PROBLEM TO WORK ON: Please state how many lines in the records contain the string "новейшей", with no words besides the number.

DATA RECORDS:
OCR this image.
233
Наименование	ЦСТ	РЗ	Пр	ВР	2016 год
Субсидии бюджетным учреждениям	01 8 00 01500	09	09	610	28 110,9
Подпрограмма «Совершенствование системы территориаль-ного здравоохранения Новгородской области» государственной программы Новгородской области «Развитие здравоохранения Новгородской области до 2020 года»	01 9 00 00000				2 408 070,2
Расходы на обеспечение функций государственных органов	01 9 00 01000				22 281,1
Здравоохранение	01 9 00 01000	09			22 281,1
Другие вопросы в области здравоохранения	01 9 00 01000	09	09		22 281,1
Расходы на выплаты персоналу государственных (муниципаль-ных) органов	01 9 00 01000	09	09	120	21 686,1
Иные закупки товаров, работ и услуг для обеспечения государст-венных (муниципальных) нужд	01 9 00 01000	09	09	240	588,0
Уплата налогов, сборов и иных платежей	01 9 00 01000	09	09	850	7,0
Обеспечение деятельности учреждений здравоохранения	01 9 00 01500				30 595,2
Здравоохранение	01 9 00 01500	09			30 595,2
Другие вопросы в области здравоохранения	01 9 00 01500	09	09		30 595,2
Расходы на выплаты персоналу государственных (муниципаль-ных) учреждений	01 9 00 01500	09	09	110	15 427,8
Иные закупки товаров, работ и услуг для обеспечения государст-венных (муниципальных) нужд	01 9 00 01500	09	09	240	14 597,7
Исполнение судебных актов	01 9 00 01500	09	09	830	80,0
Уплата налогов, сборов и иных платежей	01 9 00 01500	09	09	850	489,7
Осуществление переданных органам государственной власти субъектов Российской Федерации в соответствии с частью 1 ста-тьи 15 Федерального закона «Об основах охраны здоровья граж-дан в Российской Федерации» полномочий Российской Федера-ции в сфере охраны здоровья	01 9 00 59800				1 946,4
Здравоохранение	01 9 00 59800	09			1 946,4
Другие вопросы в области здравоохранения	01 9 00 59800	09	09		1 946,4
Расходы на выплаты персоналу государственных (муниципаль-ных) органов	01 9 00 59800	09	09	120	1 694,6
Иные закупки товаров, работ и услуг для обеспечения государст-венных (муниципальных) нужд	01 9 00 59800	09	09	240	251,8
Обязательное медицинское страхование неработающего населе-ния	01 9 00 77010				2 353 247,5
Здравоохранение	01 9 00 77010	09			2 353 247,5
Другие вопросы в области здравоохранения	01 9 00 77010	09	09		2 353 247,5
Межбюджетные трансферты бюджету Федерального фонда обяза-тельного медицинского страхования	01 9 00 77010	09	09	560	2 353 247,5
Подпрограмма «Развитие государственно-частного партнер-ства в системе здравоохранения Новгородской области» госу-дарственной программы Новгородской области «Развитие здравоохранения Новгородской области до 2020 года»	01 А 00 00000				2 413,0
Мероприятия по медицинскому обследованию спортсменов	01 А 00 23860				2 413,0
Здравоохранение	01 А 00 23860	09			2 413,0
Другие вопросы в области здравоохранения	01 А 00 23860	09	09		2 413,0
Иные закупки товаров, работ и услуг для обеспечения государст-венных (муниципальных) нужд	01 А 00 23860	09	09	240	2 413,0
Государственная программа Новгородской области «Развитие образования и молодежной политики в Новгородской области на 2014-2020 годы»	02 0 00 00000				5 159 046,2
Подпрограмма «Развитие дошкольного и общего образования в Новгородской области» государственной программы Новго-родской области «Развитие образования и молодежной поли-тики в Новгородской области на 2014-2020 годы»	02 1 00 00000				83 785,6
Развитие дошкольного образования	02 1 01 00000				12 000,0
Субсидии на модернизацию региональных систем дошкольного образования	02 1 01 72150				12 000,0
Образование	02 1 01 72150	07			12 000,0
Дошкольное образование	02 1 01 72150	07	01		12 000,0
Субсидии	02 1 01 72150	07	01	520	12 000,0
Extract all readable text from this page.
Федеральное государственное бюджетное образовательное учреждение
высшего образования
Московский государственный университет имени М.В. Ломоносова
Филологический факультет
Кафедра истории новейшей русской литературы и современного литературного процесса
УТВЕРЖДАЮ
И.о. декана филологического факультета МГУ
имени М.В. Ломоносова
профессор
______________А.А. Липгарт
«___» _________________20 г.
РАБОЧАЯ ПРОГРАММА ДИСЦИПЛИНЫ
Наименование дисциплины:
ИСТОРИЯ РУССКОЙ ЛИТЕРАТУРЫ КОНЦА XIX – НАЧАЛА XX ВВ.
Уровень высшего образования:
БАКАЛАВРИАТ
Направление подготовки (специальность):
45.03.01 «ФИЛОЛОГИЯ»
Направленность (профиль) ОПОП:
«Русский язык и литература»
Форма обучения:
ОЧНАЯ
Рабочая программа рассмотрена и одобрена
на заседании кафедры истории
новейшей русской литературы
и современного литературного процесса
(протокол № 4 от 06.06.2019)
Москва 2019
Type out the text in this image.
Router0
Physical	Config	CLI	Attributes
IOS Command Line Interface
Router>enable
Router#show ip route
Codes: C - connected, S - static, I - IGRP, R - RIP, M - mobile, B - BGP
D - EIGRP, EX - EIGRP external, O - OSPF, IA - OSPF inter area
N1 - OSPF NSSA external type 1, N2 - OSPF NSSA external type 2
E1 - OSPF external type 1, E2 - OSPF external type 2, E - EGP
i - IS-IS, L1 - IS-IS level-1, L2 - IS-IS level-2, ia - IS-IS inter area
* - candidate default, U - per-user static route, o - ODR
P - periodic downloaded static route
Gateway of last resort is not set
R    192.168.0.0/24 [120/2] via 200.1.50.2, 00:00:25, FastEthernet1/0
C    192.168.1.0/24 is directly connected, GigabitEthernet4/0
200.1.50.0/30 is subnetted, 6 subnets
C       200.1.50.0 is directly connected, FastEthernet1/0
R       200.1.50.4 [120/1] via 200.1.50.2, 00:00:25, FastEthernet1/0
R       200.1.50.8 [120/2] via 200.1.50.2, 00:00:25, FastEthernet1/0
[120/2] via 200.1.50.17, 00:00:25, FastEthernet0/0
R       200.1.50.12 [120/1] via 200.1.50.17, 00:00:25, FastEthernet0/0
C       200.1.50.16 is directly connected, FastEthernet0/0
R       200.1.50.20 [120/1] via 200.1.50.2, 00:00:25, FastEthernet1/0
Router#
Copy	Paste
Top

FINAL RESULT: 2